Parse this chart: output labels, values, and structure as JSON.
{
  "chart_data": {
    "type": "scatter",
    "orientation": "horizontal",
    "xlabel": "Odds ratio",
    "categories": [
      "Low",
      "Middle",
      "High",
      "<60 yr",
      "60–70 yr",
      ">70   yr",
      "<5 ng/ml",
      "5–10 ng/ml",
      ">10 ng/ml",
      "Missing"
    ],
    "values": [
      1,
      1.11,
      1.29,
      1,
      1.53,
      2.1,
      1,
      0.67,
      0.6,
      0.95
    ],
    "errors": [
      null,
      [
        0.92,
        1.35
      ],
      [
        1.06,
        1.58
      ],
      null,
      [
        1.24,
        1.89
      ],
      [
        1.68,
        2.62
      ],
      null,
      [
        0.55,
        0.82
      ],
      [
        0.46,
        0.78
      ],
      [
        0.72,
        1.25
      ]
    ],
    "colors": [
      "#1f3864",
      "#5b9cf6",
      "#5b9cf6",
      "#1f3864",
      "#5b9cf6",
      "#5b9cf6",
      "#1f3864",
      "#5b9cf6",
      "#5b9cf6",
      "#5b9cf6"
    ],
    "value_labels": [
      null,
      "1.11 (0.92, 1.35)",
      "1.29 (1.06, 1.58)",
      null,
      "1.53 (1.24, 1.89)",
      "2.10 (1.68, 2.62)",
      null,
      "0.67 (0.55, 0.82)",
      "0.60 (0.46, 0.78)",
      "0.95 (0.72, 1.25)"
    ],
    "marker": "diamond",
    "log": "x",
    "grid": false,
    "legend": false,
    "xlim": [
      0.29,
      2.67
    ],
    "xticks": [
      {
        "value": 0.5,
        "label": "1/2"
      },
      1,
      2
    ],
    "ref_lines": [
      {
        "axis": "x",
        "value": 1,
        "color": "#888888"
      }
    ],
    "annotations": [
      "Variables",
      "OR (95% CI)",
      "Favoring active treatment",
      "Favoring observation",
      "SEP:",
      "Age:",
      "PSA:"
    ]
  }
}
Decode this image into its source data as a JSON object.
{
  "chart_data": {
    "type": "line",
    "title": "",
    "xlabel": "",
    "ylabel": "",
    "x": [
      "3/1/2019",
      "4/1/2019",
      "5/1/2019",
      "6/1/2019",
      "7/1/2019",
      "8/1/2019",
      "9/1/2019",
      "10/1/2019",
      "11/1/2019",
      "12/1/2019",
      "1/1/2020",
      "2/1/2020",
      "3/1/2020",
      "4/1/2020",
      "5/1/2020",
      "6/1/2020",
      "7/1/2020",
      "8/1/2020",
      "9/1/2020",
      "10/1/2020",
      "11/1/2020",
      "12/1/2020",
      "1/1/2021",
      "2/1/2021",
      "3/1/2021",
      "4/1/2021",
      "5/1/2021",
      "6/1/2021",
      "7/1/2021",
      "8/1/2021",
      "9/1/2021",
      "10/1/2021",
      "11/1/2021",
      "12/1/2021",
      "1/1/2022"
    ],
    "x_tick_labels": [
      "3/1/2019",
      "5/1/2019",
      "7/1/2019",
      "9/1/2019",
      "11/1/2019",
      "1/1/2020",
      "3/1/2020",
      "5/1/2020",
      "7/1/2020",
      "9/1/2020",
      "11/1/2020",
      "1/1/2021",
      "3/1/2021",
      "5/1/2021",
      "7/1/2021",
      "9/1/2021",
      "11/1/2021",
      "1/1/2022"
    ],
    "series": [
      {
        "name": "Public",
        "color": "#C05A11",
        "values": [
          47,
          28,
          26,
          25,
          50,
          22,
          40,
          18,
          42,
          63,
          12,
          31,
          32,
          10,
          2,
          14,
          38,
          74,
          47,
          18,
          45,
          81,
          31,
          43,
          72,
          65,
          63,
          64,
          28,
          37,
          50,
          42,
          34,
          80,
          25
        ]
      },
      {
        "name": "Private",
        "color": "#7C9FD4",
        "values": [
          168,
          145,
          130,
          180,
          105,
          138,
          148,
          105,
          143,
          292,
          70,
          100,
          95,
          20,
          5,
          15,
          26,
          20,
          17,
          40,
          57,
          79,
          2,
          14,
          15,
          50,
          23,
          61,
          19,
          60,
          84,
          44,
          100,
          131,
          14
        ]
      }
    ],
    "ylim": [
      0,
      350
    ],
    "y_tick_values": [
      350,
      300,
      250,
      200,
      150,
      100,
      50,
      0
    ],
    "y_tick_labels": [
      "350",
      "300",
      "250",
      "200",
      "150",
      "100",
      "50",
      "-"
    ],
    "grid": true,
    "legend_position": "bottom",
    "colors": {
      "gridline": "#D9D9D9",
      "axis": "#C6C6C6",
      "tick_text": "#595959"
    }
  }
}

··········

The records above should be restated word for word, please.

Parse this chart: output labels, values, and structure as JSON.
{
  "chart_data": {
    "type": "scatter",
    "orientation": "horizontal",
    "xlabel": "Odds ratio",
    "categories": [
      "Low",
      "Middle",
      "High",
      "<60 yr",
      "60–70 yr",
      ">70   yr",
      "<5 ng/ml",
      "5–10 ng/ml",
      ">10 ng/ml",
      "Missing"
    ],
    "values": [
      1,
      1.11,
      1.29,
      1,
      1.53,
      2.1,
      1,
      0.67,
      0.6,
      0.95
    ],
    "errors": [
      null,
      [
        0.92,
        1.35
      ],
      [
        1.06,
        1.58
      ],
      null,
      [
        1.24,
        1.89
      ],
      [
        1.68,
        2.62
      ],
      null,
      [
        0.55,
        0.82
      ],
      [
        0.46,
        0.78
      ],
      [
        0.72,
        1.25
      ]
    ],
    "colors": [
      "#1f3864",
      "#5b9cf6",
      "#5b9cf6",
      "#1f3864",
      "#5b9cf6",
      "#5b9cf6",
      "#1f3864",
      "#5b9cf6",
      "#5b9cf6",
      "#5b9cf6"
    ],
    "value_labels": [
      null,
      "1.11 (0.92, 1.35)",
      "1.29 (1.06, 1.58)",
      null,
      "1.53 (1.24, 1.89)",
      "2.10 (1.68, 2.62)",
      null,
      "0.67 (0.55, 0.82)",
      "0.60 (0.46, 0.78)",
      "0.95 (0.72, 1.25)"
    ],
    "marker": "diamond",
    "log": "x",
    "grid": false,
    "legend": false,
    "xlim": [
      0.29,
      2.67
    ],
    "xticks": [
      {
        "value": 0.5,
        "label": "1/2"
      },
      1,
      2
    ],
    "ref_lines": [
      {
        "axis": "x",
        "value": 1,
        "color": "#888888"
      }
    ],
    "annotations": [
      "Variables",
      "OR (95% CI)",
      "Favoring active treatment",
      "Favoring observation",
      "SEP:",
      "Age:",
      "PSA:"
    ]
  }
}
Decode this image into its source data as a JSON object.
{
  "chart_data": {
    "type": "line",
    "title": "",
    "xlabel": "",
    "ylabel": "",
    "x": [
      "3/1/2019",
      "4/1/2019",
      "5/1/2019",
      "6/1/2019",
      "7/1/2019",
      "8/1/2019",
      "9/1/2019",
      "10/1/2019",
      "11/1/2019",
      "12/1/2019",
      "1/1/2020",
      "2/1/2020",
      "3/1/2020",
      "4/1/2020",
      "5/1/2020",
      "6/1/2020",
      "7/1/2020",
      "8/1/2020",
      "9/1/2020",
      "10/1/2020",
      "11/1/2020",
      "12/1/2020",
      "1/1/2021",
      "2/1/2021",
      "3/1/2021",
      "4/1/2021",
      "5/1/2021",
      "6/1/2021",
      "7/1/2021",
      "8/1/2021",
      "9/1/2021",
      "10/1/2021",
      "11/1/2021",
      "12/1/2021",
      "1/1/2022"
    ],
    "x_tick_labels": [
      "3/1/2019",
      "5/1/2019",
      "7/1/2019",
      "9/1/2019",
      "11/1/2019",
      "1/1/2020",
      "3/1/2020",
      "5/1/2020",
      "7/1/2020",
      "9/1/2020",
      "11/1/2020",
      "1/1/2021",
      "3/1/2021",
      "5/1/2021",
      "7/1/2021",
      "9/1/2021",
      "11/1/2021",
      "1/1/2022"
    ],
    "series": [
      {
        "name": "Public",
        "color": "#C05A11",
        "values": [
          47,
          28,
          26,
          25,
          50,
          22,
          40,
          18,
          42,
          63,
          12,
          31,
          32,
          10,
          2,
          14,
          38,
          74,
          47,
          18,
          45,
          81,
          31,
          43,
          72,
          65,
          63,
          64,
          28,
          37,
          50,
          42,
          34,
          80,
          25
        ]
      },
      {
        "name": "Private",
        "color": "#7C9FD4",
        "values": [
          168,
          145,
          130,
          180,
          105,
          138,
          148,
          105,
          143,
          292,
          70,
          100,
          95,
          20,
          5,
          15,
          26,
          20,
          17,
          40,
          57,
          79,
          2,
          14,
          15,
          50,
          23,
          61,
          19,
          60,
          84,
          44,
          100,
          131,
          14
        ]
      }
    ],
    "ylim": [
      0,
      350
    ],
    "y_tick_values": [
      350,
      300,
      250,
      200,
      150,
      100,
      50,
      0
    ],
    "y_tick_labels": [
      "350",
      "300",
      "250",
      "200",
      "150",
      "100",
      "50",
      "-"
    ],
    "grid": true,
    "legend_position": "bottom",
    "colors": {
      "gridline": "#D9D9D9",
      "axis": "#C6C6C6",
      "tick_text": "#595959"
    }
  }
}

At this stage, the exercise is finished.